Work instruction —
Down to the final line, reproduce the entries that follow exactly.

Page transcription entries
____________________

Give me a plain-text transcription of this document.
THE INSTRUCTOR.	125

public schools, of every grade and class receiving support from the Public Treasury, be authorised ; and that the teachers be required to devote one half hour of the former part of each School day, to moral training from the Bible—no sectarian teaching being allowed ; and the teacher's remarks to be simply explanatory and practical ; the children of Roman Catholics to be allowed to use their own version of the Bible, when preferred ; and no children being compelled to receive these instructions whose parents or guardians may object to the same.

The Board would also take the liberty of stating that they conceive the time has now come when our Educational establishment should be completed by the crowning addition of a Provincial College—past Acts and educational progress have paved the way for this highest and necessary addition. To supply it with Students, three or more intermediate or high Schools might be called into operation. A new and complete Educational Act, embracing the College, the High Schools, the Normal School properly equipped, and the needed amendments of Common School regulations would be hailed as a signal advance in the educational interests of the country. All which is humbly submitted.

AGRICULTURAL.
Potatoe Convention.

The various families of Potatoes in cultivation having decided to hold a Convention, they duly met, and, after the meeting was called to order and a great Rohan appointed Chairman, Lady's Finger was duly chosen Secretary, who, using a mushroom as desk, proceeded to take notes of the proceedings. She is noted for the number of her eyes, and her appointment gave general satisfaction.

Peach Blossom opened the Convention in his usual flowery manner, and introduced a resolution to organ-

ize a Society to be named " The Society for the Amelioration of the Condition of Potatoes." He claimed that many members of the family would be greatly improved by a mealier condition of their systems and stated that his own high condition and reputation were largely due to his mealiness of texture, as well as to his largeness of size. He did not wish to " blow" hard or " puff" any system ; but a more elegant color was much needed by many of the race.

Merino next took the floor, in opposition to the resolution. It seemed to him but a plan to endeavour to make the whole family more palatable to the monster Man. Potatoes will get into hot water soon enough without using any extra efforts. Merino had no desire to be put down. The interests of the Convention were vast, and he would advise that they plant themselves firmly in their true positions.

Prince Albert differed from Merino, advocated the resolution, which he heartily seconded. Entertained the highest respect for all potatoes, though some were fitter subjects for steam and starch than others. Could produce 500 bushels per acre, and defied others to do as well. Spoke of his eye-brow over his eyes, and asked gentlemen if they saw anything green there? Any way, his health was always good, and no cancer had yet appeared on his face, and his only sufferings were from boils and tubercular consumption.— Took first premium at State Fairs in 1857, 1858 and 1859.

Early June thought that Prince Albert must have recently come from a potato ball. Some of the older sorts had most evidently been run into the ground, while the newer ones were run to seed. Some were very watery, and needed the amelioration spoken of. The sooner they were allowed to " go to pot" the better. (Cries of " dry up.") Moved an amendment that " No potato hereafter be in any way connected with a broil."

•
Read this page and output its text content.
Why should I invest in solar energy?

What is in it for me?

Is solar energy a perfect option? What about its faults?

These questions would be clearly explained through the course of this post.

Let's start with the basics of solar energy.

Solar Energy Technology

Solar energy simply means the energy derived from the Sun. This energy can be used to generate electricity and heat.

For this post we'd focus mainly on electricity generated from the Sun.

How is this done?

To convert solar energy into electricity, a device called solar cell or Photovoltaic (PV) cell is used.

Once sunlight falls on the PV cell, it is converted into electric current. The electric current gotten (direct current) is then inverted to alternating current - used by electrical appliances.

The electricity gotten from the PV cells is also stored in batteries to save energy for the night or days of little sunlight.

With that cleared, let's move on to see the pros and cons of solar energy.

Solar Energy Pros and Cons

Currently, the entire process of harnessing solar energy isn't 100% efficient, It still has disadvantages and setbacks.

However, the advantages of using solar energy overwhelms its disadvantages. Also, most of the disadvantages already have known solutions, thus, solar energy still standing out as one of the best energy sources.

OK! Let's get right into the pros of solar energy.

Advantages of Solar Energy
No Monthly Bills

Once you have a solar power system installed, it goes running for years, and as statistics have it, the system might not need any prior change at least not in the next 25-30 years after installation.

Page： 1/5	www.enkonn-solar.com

____________________

Answer to the exercise —
Give me a plain-text transcription of this document.
THE INSTRUCTOR.	125

public schools, of every grade and class receiving support from the Public Treasury, be authorised ; and that the teachers be required to devote one half hour of the former part of each School day, to moral training from the Bible—no sectarian teaching being allowed ; and the teacher's remarks to be simply explanatory and practical ; the children of Roman Catholics to be allowed to use their own version of the Bible, when preferred ; and no children being compelled to receive these instructions whose parents or guardians may object to the same.

The Board would also take the liberty of stating that they conceive the time has now come when our Educational establishment should be completed by the crowning addition of a Provincial College—past Acts and educational progress have paved the way for this highest and necessary addition. To supply it with Students, three or more intermediate or high Schools might be called into operation. A new and complete Educational Act, embracing the College, the High Schools, the Normal School properly equipped, and the needed amendments of Common School regulations would be hailed as a signal advance in the educational interests of the country. All which is humbly submitted.

AGRICULTURAL.
Potatoe Convention.

The various families of Potatoes in cultivation having decided to hold a Convention, they duly met, and, after the meeting was called to order and a great Rohan appointed Chairman, Lady's Finger was duly chosen Secretary, who, using a mushroom as desk, proceeded to take notes of the proceedings. She is noted for the number of her eyes, and her appointment gave general satisfaction.

Peach Blossom opened the Convention in his usual flowery manner, and introduced a resolution to organ-

ize a Society to be named " The Society for the Amelioration of the Condition of Potatoes." He claimed that many members of the family would be greatly improved by a mealier condition of their systems and stated that his own high condition and reputation were largely due to his mealiness of texture, as well as to his largeness of size. He did not wish to " blow" hard or " puff" any system ; but a more elegant color was much needed by many of the race.

Merino next took the floor, in opposition to the resolution. It seemed to him but a plan to endeavour to make the whole family more palatable to the monster Man. Potatoes will get into hot water soon enough without using any extra efforts. Merino had no desire to be put down. The interests of the Convention were vast, and he would advise that they plant themselves firmly in their true positions.

Prince Albert differed from Merino, advocated the resolution, which he heartily seconded. Entertained the highest respect for all potatoes, though some were fitter subjects for steam and starch than others. Could produce 500 bushels per acre, and defied others to do as well. Spoke of his eye-brow over his eyes, and asked gentlemen if they saw anything green there? Any way, his health was always good, and no cancer had yet appeared on his face, and his only sufferings were from boils and tubercular consumption.— Took first premium at State Fairs in 1857, 1858 and 1859.

Early June thought that Prince Albert must have recently come from a potato ball. Some of the older sorts had most evidently been run into the ground, while the newer ones were run to seed. Some were very watery, and needed the amelioration spoken of. The sooner they were allowed to " go to pot" the better. (Cries of " dry up.") Moved an amendment that " No potato hereafter be in any way connected with a broil."

•
Read this page and output its text content.
Why should I invest in solar energy?

What is in it for me?

Is solar energy a perfect option? What about its faults?

These questions would be clearly explained through the course of this post.

Let's start with the basics of solar energy.

Solar Energy Technology

Solar energy simply means the energy derived from the Sun. This energy can be used to generate electricity and heat.

For this post we'd focus mainly on electricity generated from the Sun.

How is this done?

To convert solar energy into electricity, a device called solar cell or Photovoltaic (PV) cell is used.

Once sunlight falls on the PV cell, it is converted into electric current. The electric current gotten (direct current) is then inverted to alternating current - used by electrical appliances.

The electricity gotten from the PV cells is also stored in batteries to save energy for the night or days of little sunlight.

With that cleared, let's move on to see the pros and cons of solar energy.

Solar Energy Pros and Cons

Currently, the entire process of harnessing solar energy isn't 100% efficient, It still has disadvantages and setbacks.

However, the advantages of using solar energy overwhelms its disadvantages. Also, most of the disadvantages already have known solutions, thus, solar energy still standing out as one of the best energy sources.

OK! Let's get right into the pros of solar energy.

Advantages of Solar Energy
No Monthly Bills

Once you have a solar power system installed, it goes running for years, and as statistics have it, the system might not need any prior change at least not in the next 25-30 years after installation.

Page： 1/5	www.enkonn-solar.com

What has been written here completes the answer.